The problem:
Extract every line below, verbatim.

☆ ☆ ☆ ☆ ☆

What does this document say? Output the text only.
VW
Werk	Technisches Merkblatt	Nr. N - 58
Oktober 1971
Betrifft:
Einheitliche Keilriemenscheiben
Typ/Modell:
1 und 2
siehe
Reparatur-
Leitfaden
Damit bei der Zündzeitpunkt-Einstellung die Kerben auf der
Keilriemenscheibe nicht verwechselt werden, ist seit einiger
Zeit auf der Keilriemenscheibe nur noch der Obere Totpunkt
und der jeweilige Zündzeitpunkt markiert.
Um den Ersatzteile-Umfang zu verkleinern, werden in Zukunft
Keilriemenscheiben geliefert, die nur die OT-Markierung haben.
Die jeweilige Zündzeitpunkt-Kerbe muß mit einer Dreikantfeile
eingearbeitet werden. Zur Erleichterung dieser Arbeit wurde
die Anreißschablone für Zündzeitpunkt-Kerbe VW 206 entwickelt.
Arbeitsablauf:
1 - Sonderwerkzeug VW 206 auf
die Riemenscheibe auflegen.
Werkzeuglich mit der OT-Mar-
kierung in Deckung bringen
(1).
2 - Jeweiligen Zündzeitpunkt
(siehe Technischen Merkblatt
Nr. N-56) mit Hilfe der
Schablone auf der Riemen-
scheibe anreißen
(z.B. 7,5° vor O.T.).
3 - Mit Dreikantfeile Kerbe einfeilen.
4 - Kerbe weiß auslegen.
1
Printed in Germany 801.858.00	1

☆ ☆ ☆ ☆ ☆

Complete answer:
What does this document say? Output the text only.
VW
Werk	Technisches Merkblatt	Nr. N - 58
Oktober 1971
Betrifft:
Einheitliche Keilriemenscheiben
Typ/Modell:
1 und 2
siehe
Reparatur-
Leitfaden
Damit bei der Zündzeitpunkt-Einstellung die Kerben auf der
Keilriemenscheibe nicht verwechselt werden, ist seit einiger
Zeit auf der Keilriemenscheibe nur noch der Obere Totpunkt
und der jeweilige Zündzeitpunkt markiert.
Um den Ersatzteile-Umfang zu verkleinern, werden in Zukunft
Keilriemenscheiben geliefert, die nur die OT-Markierung haben.
Die jeweilige Zündzeitpunkt-Kerbe muß mit einer Dreikantfeile
eingearbeitet werden. Zur Erleichterung dieser Arbeit wurde
die Anreißschablone für Zündzeitpunkt-Kerbe VW 206 entwickelt.
Arbeitsablauf:
1 - Sonderwerkzeug VW 206 auf
die Riemenscheibe auflegen.
Werkzeuglich mit der OT-Mar-
kierung in Deckung bringen
(1).
2 - Jeweiligen Zündzeitpunkt
(siehe Technischen Merkblatt
Nr. N-56) mit Hilfe der
Schablone auf der Riemen-
scheibe anreißen
(z.B. 7,5° vor O.T.).
3 - Mit Dreikantfeile Kerbe einfeilen.
4 - Kerbe weiß auslegen.
1
Printed in Germany 801.858.00	1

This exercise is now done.